§ **Aim of the exercise**
Retype every entry in its entirety, without alteration.

========

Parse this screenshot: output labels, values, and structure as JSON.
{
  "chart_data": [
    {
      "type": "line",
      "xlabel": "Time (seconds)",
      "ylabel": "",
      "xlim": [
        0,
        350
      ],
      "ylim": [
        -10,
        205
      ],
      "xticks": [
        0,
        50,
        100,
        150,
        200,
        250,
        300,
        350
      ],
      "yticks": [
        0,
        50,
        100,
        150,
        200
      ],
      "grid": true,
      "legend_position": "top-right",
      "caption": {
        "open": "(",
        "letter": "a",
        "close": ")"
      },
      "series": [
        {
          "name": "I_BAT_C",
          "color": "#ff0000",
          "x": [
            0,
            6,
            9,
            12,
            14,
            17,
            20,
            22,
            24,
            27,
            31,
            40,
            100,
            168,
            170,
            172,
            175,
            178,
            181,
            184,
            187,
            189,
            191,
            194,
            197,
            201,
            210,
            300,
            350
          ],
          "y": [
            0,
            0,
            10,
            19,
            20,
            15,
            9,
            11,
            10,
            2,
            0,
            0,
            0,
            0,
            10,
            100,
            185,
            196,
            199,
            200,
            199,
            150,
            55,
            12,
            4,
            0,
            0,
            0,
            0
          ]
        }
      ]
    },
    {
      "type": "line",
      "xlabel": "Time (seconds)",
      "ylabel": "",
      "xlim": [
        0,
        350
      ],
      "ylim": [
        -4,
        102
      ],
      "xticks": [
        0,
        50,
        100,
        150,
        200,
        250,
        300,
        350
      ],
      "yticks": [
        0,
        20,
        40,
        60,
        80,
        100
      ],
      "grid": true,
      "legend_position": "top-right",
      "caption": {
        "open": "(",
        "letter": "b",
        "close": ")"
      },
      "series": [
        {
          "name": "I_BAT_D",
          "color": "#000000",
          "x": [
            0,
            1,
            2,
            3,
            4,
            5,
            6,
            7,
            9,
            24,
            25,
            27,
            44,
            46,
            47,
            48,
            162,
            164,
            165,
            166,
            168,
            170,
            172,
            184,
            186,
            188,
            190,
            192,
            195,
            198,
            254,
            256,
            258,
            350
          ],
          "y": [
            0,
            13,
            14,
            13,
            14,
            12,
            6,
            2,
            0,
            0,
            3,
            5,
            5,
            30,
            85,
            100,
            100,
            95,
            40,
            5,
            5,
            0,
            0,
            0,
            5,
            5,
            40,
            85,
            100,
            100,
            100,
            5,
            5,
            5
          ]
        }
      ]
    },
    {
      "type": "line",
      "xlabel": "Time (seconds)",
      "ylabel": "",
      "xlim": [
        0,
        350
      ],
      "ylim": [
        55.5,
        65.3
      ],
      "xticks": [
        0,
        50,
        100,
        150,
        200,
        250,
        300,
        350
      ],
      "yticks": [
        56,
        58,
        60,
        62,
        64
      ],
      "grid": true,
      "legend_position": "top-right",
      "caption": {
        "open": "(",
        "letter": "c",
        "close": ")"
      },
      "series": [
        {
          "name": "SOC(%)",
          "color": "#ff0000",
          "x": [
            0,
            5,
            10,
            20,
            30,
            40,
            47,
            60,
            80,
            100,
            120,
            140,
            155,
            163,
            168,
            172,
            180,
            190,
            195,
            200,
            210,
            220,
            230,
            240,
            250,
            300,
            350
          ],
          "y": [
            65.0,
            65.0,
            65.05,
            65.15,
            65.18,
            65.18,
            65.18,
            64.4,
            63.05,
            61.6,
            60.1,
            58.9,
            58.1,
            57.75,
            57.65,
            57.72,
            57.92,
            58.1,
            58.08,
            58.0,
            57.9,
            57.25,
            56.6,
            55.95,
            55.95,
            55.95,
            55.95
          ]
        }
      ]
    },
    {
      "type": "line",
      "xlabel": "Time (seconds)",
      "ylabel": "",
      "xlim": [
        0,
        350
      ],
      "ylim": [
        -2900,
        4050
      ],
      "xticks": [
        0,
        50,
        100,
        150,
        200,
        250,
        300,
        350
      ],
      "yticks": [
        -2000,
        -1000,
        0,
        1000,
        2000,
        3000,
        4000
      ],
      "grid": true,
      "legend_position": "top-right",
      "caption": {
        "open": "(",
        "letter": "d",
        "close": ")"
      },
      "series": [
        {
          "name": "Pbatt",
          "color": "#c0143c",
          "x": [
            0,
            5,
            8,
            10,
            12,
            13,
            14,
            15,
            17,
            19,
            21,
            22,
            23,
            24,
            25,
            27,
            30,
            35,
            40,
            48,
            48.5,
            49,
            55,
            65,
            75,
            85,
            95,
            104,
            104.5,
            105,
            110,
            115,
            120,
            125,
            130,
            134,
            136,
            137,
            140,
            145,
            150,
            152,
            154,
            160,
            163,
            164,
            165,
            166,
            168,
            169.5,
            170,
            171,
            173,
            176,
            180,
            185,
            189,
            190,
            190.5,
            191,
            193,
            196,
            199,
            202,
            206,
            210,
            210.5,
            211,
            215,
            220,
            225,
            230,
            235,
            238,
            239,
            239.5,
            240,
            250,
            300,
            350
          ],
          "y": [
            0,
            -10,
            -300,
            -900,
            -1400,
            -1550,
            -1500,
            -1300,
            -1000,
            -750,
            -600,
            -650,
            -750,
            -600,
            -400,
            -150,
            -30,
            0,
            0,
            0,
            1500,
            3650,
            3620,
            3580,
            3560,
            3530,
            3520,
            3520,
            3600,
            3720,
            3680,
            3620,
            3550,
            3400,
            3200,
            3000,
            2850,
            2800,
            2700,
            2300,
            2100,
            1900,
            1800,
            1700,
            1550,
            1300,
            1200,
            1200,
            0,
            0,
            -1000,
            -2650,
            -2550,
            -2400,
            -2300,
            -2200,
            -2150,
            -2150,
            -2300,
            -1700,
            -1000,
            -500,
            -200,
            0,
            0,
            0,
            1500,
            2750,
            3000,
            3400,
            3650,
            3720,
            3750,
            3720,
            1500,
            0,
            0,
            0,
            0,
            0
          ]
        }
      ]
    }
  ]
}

========

§ **Result below**
Parse this screenshot: output labels, values, and structure as JSON.
{
  "chart_data": [
    {
      "type": "line",
      "xlabel": "Time (seconds)",
      "ylabel": "",
      "xlim": [
        0,
        350
      ],
      "ylim": [
        -10,
        205
      ],
      "xticks": [
        0,
        50,
        100,
        150,
        200,
        250,
        300,
        350
      ],
      "yticks": [
        0,
        50,
        100,
        150,
        200
      ],
      "grid": true,
      "legend_position": "top-right",
      "caption": {
        "open": "(",
        "letter": "a",
        "close": ")"
      },
      "series": [
        {
          "name": "I_BAT_C",
          "color": "#ff0000",
          "x": [
            0,
            6,
            9,
            12,
            14,
            17,
            20,
            22,
            24,
            27,
            31,
            40,
            100,
            168,
            170,
            172,
            175,
            178,
            181,
            184,
            187,
            189,
            191,
            194,
            197,
            201,
            210,
            300,
            350
          ],
          "y": [
            0,
            0,
            10,
            19,
            20,
            15,
            9,
            11,
            10,
            2,
            0,
            0,
            0,
            0,
            10,
            100,
            185,
            196,
            199,
            200,
            199,
            150,
            55,
            12,
            4,
            0,
            0,
            0,
            0
          ]
        }
      ]
    },
    {
      "type": "line",
      "xlabel": "Time (seconds)",
      "ylabel": "",
      "xlim": [
        0,
        350
      ],
      "ylim": [
        -4,
        102
      ],
      "xticks": [
        0,
        50,
        100,
        150,
        200,
        250,
        300,
        350
      ],
      "yticks": [
        0,
        20,
        40,
        60,
        80,
        100
      ],
      "grid": true,
      "legend_position": "top-right",
      "caption": {
        "open": "(",
        "letter": "b",
        "close": ")"
      },
      "series": [
        {
          "name": "I_BAT_D",
          "color": "#000000",
          "x": [
            0,
            1,
            2,
            3,
            4,
            5,
            6,
            7,
            9,
            24,
            25,
            27,
            44,
            46,
            47,
            48,
            162,
            164,
            165,
            166,
            168,
            170,
            172,
            184,
            186,
            188,
            190,
            192,
            195,
            198,
            254,
            256,
            258,
            350
          ],
          "y": [
            0,
            13,
            14,
            13,
            14,
            12,
            6,
            2,
            0,
            0,
            3,
            5,
            5,
            30,
            85,
            100,
            100,
            95,
            40,
            5,
            5,
            0,
            0,
            0,
            5,
            5,
            40,
            85,
            100,
            100,
            100,
            5,
            5,
            5
          ]
        }
      ]
    },
    {
      "type": "line",
      "xlabel": "Time (seconds)",
      "ylabel": "",
      "xlim": [
        0,
        350
      ],
      "ylim": [
        55.5,
        65.3
      ],
      "xticks": [
        0,
        50,
        100,
        150,
        200,
        250,
        300,
        350
      ],
      "yticks": [
        56,
        58,
        60,
        62,
        64
      ],
      "grid": true,
      "legend_position": "top-right",
      "caption": {
        "open": "(",
        "letter": "c",
        "close": ")"
      },
      "series": [
        {
          "name": "SOC(%)",
          "color": "#ff0000",
          "x": [
            0,
            5,
            10,
            20,
            30,
            40,
            47,
            60,
            80,
            100,
            120,
            140,
            155,
            163,
            168,
            172,
            180,
            190,
            195,
            200,
            210,
            220,
            230,
            240,
            250,
            300,
            350
          ],
          "y": [
            65.0,
            65.0,
            65.05,
            65.15,
            65.18,
            65.18,
            65.18,
            64.4,
            63.05,
            61.6,
            60.1,
            58.9,
            58.1,
            57.75,
            57.65,
            57.72,
            57.92,
            58.1,
            58.08,
            58.0,
            57.9,
            57.25,
            56.6,
            55.95,
            55.95,
            55.95,
            55.95
          ]
        }
      ]
    },
    {
      "type": "line",
      "xlabel": "Time (seconds)",
      "ylabel": "",
      "xlim": [
        0,
        350
      ],
      "ylim": [
        -2900,
        4050
      ],
      "xticks": [
        0,
        50,
        100,
        150,
        200,
        250,
        300,
        350
      ],
      "yticks": [
        -2000,
        -1000,
        0,
        1000,
        2000,
        3000,
        4000
      ],
      "grid": true,
      "legend_position": "top-right",
      "caption": {
        "open": "(",
        "letter": "d",
        "close": ")"
      },
      "series": [
        {
          "name": "Pbatt",
          "color": "#c0143c",
          "x": [
            0,
            5,
            8,
            10,
            12,
            13,
            14,
            15,
            17,
            19,
            21,
            22,
            23,
            24,
            25,
            27,
            30,
            35,
            40,
            48,
            48.5,
            49,
            55,
            65,
            75,
            85,
            95,
            104,
            104.5,
            105,
            110,
            115,
            120,
            125,
            130,
            134,
            136,
            137,
            140,
            145,
            150,
            152,
            154,
            160,
            163,
            164,
            165,
            166,
            168,
            169.5,
            170,
            171,
            173,
            176,
            180,
            185,
            189,
            190,
            190.5,
            191,
            193,
            196,
            199,
            202,
            206,
            210,
            210.5,
            211,
            215,
            220,
            225,
            230,
            235,
            238,
            239,
            239.5,
            240,
            250,
            300,
            350
          ],
          "y": [
            0,
            -10,
            -300,
            -900,
            -1400,
            -1550,
            -1500,
            -1300,
            -1000,
            -750,
            -600,
            -650,
            -750,
            -600,
            -400,
            -150,
            -30,
            0,
            0,
            0,
            1500,
            3650,
            3620,
            3580,
            3560,
            3530,
            3520,
            3520,
            3600,
            3720,
            3680,
            3620,
            3550,
            3400,
            3200,
            3000,
            2850,
            2800,
            2700,
            2300,
            2100,
            1900,
            1800,
            1700,
            1550,
            1300,
            1200,
            1200,
            0,
            0,
            -1000,
            -2650,
            -2550,
            -2400,
            -2300,
            -2200,
            -2150,
            -2150,
            -2300,
            -1700,
            -1000,
            -500,
            -200,
            0,
            0,
            0,
            1500,
            2750,
            3000,
            3400,
            3650,
            3720,
            3750,
            3720,
            1500,
            0,
            0,
            0,
            0,
            0
          ]
        }
      ]
    }
  ]
}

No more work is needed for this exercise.